INFORMATION PROVIDED:
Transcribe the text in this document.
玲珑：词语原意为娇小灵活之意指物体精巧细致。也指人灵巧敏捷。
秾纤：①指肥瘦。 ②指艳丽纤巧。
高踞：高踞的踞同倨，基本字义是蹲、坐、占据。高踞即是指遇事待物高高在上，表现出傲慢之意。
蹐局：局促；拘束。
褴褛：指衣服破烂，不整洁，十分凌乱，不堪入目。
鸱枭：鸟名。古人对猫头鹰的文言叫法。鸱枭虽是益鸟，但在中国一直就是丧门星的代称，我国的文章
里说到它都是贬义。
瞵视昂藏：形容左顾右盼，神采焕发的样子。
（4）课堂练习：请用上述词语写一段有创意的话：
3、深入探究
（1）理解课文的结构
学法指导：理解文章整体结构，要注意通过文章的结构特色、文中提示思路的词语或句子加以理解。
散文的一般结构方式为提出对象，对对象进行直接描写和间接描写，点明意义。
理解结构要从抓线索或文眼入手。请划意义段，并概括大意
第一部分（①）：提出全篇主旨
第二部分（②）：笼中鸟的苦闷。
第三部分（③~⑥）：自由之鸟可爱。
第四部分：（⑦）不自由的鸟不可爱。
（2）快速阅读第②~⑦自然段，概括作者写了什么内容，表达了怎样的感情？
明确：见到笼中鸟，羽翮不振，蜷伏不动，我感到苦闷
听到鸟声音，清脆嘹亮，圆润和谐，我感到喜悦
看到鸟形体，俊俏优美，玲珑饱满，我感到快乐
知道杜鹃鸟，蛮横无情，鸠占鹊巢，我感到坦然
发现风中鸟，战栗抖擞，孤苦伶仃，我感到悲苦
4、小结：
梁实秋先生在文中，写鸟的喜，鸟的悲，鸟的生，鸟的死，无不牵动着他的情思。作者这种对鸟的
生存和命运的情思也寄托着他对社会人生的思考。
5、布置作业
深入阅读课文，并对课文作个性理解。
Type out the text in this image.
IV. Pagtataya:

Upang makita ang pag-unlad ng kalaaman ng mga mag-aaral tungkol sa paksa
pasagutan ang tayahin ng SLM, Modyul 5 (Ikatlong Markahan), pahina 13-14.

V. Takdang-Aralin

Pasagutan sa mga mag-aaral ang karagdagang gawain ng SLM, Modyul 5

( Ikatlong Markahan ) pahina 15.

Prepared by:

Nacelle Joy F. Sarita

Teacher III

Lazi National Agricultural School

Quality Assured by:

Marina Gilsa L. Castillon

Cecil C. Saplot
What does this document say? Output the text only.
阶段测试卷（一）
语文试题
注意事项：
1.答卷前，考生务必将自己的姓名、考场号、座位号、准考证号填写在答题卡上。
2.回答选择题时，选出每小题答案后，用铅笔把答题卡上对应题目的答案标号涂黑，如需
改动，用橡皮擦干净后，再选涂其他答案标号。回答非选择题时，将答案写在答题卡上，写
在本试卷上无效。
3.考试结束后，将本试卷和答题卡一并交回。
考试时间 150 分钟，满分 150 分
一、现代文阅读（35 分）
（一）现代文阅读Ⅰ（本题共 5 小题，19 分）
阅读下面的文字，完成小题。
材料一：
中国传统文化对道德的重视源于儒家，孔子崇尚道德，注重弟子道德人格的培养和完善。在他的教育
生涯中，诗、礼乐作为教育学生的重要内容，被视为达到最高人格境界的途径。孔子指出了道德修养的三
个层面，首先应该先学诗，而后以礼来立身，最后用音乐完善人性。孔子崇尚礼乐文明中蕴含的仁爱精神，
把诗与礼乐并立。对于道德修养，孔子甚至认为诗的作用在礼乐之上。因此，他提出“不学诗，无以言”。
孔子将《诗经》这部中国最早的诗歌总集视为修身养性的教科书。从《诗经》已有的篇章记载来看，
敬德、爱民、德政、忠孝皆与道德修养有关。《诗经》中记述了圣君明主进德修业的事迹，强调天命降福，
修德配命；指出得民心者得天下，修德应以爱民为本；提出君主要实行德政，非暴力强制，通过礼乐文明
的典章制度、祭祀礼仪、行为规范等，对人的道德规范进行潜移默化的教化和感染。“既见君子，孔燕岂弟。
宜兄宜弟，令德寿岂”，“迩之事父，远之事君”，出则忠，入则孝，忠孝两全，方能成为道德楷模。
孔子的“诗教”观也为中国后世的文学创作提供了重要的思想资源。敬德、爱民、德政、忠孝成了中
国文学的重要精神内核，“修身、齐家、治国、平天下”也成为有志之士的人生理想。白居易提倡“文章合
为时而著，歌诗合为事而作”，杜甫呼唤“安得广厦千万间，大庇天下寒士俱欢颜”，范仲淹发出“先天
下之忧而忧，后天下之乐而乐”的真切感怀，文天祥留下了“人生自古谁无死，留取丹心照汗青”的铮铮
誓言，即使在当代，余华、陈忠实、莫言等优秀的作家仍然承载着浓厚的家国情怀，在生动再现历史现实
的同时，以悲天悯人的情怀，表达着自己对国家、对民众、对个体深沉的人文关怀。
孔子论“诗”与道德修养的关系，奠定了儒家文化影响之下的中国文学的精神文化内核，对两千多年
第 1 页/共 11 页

WHAT TO DO: Gather all lines with the string "text" from the data.

EXPECTED OUTPUT:
Transcribe the text in this document.
Type out the text in this image.
What does this document say? Output the text only.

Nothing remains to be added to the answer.